::: Dataset content

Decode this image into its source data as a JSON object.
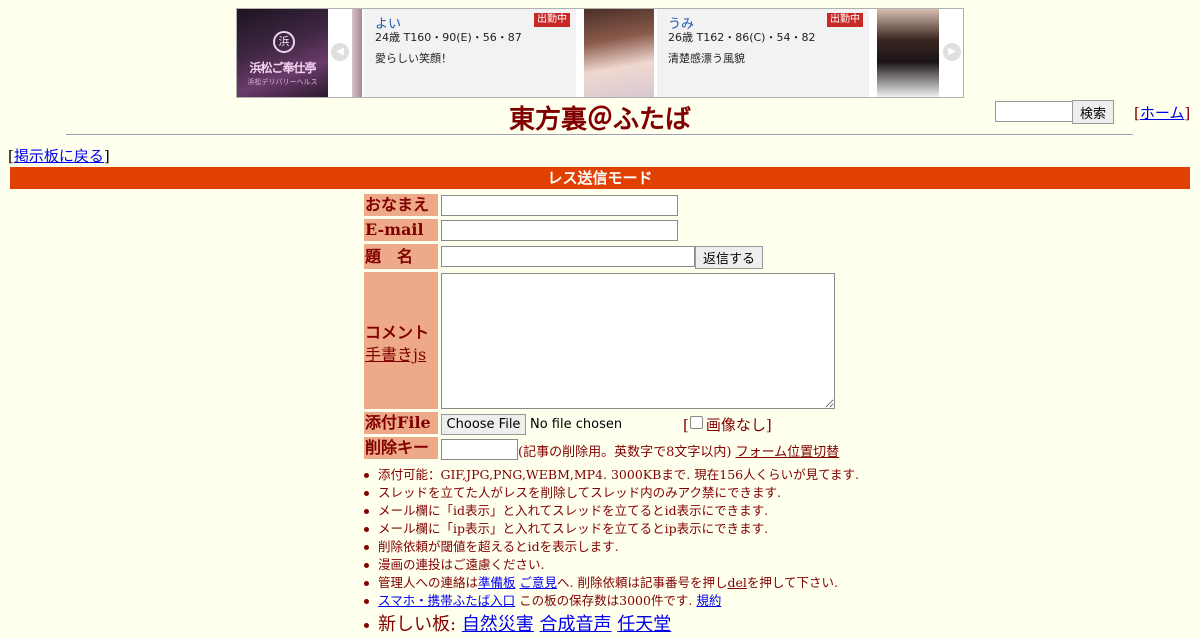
{
  "ad": {
    "logo_text": "浜松ご奉仕亭",
    "logo_sub": "浜松デリバリーヘルス",
    "logo_mark": "浜",
    "prev_icon": "◀",
    "next_icon": "▶",
    "cards": [
      {
        "name": "よい",
        "stats": "24歳 T160・90(E)・56・87",
        "desc": "愛らしい笑顔！",
        "status": "出勤中"
      },
      {
        "name": "うみ",
        "stats": "26歳 T162・86(C)・54・82",
        "desc": "清楚感漂う風貌",
        "status": "出勤中"
      }
    ]
  },
  "header": {
    "title": "東方裏＠ふたば",
    "search_button": "検索",
    "home_link": "ホーム",
    "back_link": "掲示板に戻る"
  },
  "mode_bar": "レス送信モード",
  "form": {
    "name_label": "おなまえ",
    "email_label": "E-mail",
    "subject_label": "題　名",
    "submit_button": "返信する",
    "comment_label": "コメント",
    "handwrite_link": "手書きjs",
    "file_label": "添付File",
    "file_button": "Choose File",
    "file_status": "No file chosen",
    "no_image_label": "画像なし",
    "delkey_label": "削除キー",
    "delkey_note": "(記事の削除用。英数字で8文字以内)",
    "form_position_link": "フォーム位置切替"
  },
  "notes": {
    "n1": "添付可能：GIF,JPG,PNG,WEBM,MP4. 3000KBまで. 現在156人くらいが見てます.",
    "n2": "スレッドを立てた人がレスを削除してスレッド内のみアク禁にできます.",
    "n3": "メール欄に「id表示」と入れてスレッドを立てるとid表示にできます.",
    "n4": "メール欄に「ip表示」と入れてスレッドを立てるとip表示にできます.",
    "n5": "削除依頼が閾値を超えるとidを表示します.",
    "n6": "漫画の連投はご遠慮ください.",
    "n7_pre": "管理人への連絡は",
    "n7_link1": "準備板",
    "n7_link2": "ご意見",
    "n7_mid": "へ. 削除依頼は記事番号を押し",
    "n7_del": "del",
    "n7_post": "を押して下さい.",
    "n8_link": "スマホ・携帯ふたば入口",
    "n8_mid": "この板の保存数は3000件です.",
    "n8_rules": "規約",
    "n9_pre": "新しい板:",
    "n9_link1": "自然災害",
    "n9_link2": "合成音声",
    "n9_link3": "任天堂"
  }
}
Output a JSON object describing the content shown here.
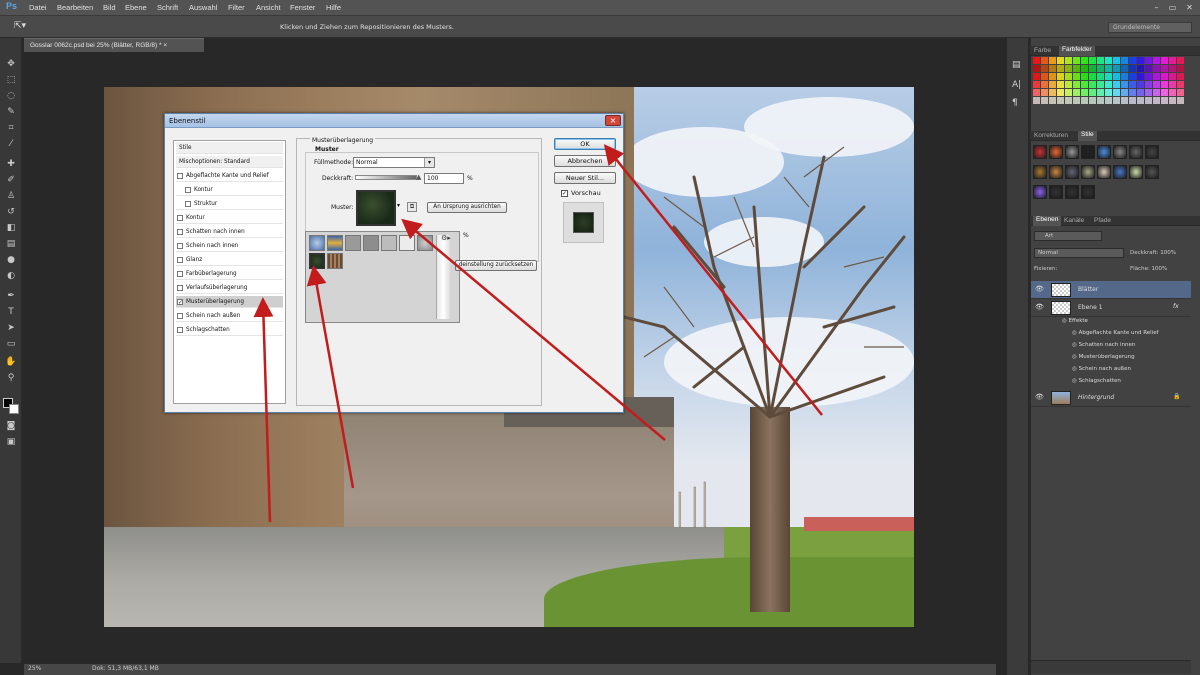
{
  "app": {
    "logo": "Ps"
  },
  "menu": [
    "Datei",
    "Bearbeiten",
    "Bild",
    "Ebene",
    "Schrift",
    "Auswahl",
    "Filter",
    "Ansicht",
    "Fenster",
    "Hilfe"
  ],
  "options_bar": {
    "hint": "Klicken und Ziehen zum Repositionieren des Musters.",
    "workspace": "Grundelemente"
  },
  "document": {
    "tab_title": "Gosslar 0062c.psd bei 25% (Blätter, RGB/8) *",
    "tab_close": "×"
  },
  "status": {
    "zoom": "25%",
    "doc_size": "Dok: 51,3 MB/63,1 MB"
  },
  "panels": {
    "swatch_tabs": [
      "Farbe",
      "Farbfelder"
    ],
    "style_tabs": [
      "Korrekturen",
      "Stile"
    ],
    "layer_tabs": [
      "Ebenen",
      "Kanäle",
      "Pfade"
    ],
    "kind_filter": "Art",
    "blend_mode": "Normal",
    "opacity_label": "Deckkraft: 100%",
    "lock_label": "Fixieren:",
    "fill_label": "Fläche: 100%",
    "layers": [
      {
        "name": "Blätter",
        "active": true
      },
      {
        "name": "Ebene 1",
        "active": false,
        "fx": "fx"
      },
      {
        "name": "Hintergrund",
        "active": false
      }
    ],
    "effects_label": "Effekte",
    "effects": [
      "Abgeflachte Kante und Relief",
      "Schatten nach innen",
      "Musterüberlagerung",
      "Schein nach außen",
      "Schlagschatten"
    ]
  },
  "dialog": {
    "title": "Ebenenstil",
    "close": "×",
    "styles_header": "Stile",
    "blend_options": "Mischoptionen: Standard",
    "items": [
      {
        "label": "Abgeflachte Kante und Relief",
        "checked": false,
        "sub": false
      },
      {
        "label": "Kontur",
        "checked": false,
        "sub": true
      },
      {
        "label": "Struktur",
        "checked": false,
        "sub": true
      },
      {
        "label": "Kontur",
        "checked": false,
        "sub": false
      },
      {
        "label": "Schatten nach innen",
        "checked": false,
        "sub": false
      },
      {
        "label": "Schein nach innen",
        "checked": false,
        "sub": false
      },
      {
        "label": "Glanz",
        "checked": false,
        "sub": false
      },
      {
        "label": "Farbüberlagerung",
        "checked": false,
        "sub": false
      },
      {
        "label": "Verlaufsüberlagerung",
        "checked": false,
        "sub": false
      },
      {
        "label": "Musterüberlagerung",
        "checked": true,
        "sub": false,
        "selected": true
      },
      {
        "label": "Schein nach außen",
        "checked": false,
        "sub": false
      },
      {
        "label": "Schlagschatten",
        "checked": false,
        "sub": false
      }
    ],
    "group_title": "Musterüberlagerung",
    "sub_title": "Muster",
    "fill_mode_label": "Füllmethode:",
    "fill_mode_value": "Normal",
    "opacity_label": "Deckkraft:",
    "opacity_value": "100",
    "percent": "%",
    "pattern_label": "Muster:",
    "snap_origin": "An Ursprung ausrichten",
    "reset_default": "deinstellung zurücksetzen",
    "ok": "OK",
    "cancel": "Abbrechen",
    "new_style": "Neuer Stil...",
    "preview": "Vorschau"
  }
}
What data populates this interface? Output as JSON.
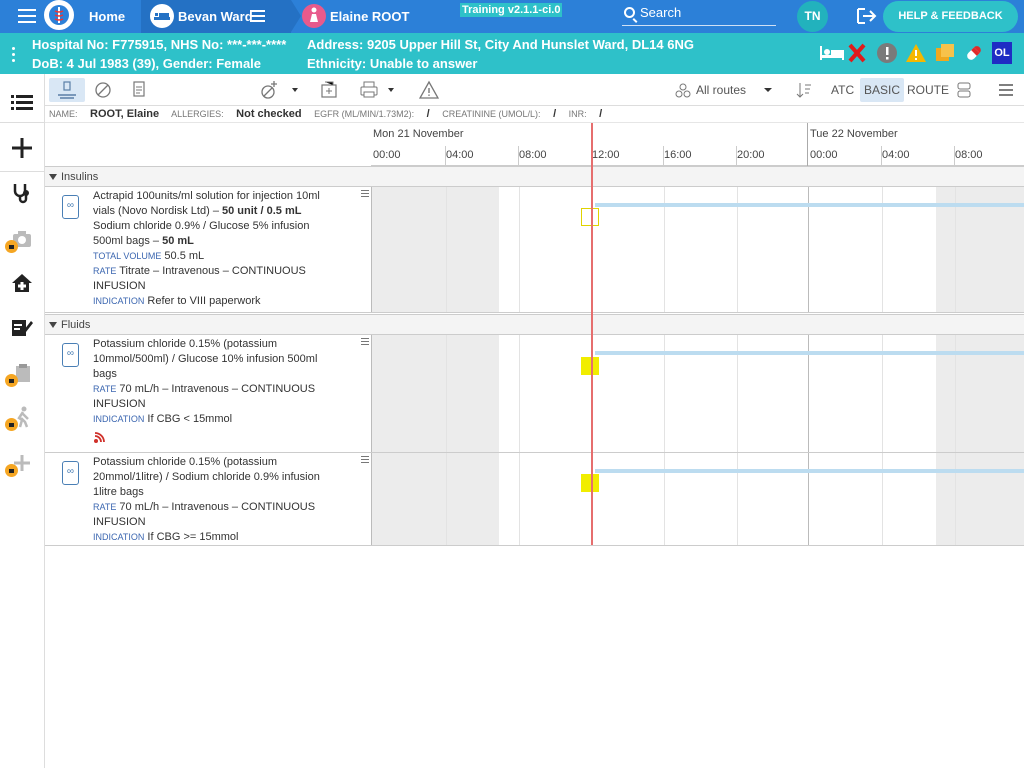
{
  "nav": {
    "home": "Home",
    "ward": "Bevan Ward",
    "patient": "Elaine ROOT",
    "training": "Training v2.1.1-ci.0",
    "search_placeholder": "Search",
    "user_initials": "TN",
    "help": "HELP & FEEDBACK"
  },
  "patient": {
    "hospital_line": "Hospital No: F775915, NHS No: ***-***-****",
    "dob_line": "DoB: 4 Jul 1983 (39), Gender: Female",
    "address_line": "Address: 9205 Upper Hill St, City And Hunslet Ward, DL14 6NG",
    "ethnicity_line": "Ethnicity: Unable to answer",
    "ol_badge": "OL"
  },
  "toolbar": {
    "routes": "All routes",
    "atc": "ATC",
    "basic": "BASIC",
    "route": "ROUTE"
  },
  "info": {
    "name_label": "NAME:",
    "name": "ROOT, Elaine",
    "allergies_label": "ALLERGIES:",
    "allergies": "Not checked",
    "egfr_label": "EGFR (ML/MIN/1.73M2):",
    "egfr": "/",
    "creat_label": "CREATININE (UMOL/L):",
    "creat": "/",
    "inr_label": "INR:",
    "inr": "/"
  },
  "timeline": {
    "day1": "Mon 21 November",
    "day2": "Tue 22 November",
    "hours": [
      "00:00",
      "04:00",
      "08:00",
      "12:00",
      "16:00",
      "20:00",
      "00:00",
      "04:00",
      "08:00"
    ]
  },
  "groups": {
    "insulins": "Insulins",
    "fluids": "Fluids"
  },
  "meds": [
    {
      "line1": "Actrapid 100units/ml solution for injection 10ml",
      "line2a": "vials (Novo Nordisk Ltd) – ",
      "line2b": "50 unit / 0.5 mL",
      "line3": "Sodium chloride 0.9% / Glucose 5% infusion",
      "line4a": "500ml bags – ",
      "line4b": "50 mL",
      "vol_label": "TOTAL VOLUME",
      "vol": "50.5 mL",
      "rate_label": "RATE",
      "rate1": "Titrate – Intravenous – CONTINUOUS",
      "rate2": "INFUSION",
      "ind_label": "INDICATION",
      "ind": "Refer to VIII paperwork"
    },
    {
      "line1": "Potassium chloride 0.15% (potassium",
      "line2": "10mmol/500ml) / Glucose 10% infusion 500ml",
      "line3": "bags",
      "rate_label": "RATE",
      "rate1": "70 mL/h – Intravenous – CONTINUOUS",
      "rate2": "INFUSION",
      "ind_label": "INDICATION",
      "ind": "If CBG < 15mmol"
    },
    {
      "line1": "Potassium chloride 0.15% (potassium",
      "line2": "20mmol/1litre) / Sodium chloride 0.9% infusion",
      "line3": "1litre bags",
      "rate_label": "RATE",
      "rate1": "70 mL/h – Intravenous – CONTINUOUS",
      "rate2": "INFUSION",
      "ind_label": "INDICATION",
      "ind": "If CBG >= 15mmol"
    }
  ],
  "colors": {
    "topbar": "#2c80d8",
    "patbar": "#2ec1c9",
    "now_line": "#e66e6e",
    "bar": "#bcdcf0",
    "marker": "#f1ed00"
  }
}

::::::

[Instructions to follow]
Pick out all the lines with the word "this" in them and copy them.

[Response]
Decode this image into its source data as a JSON object.
What data populates this interface? Output as JSON.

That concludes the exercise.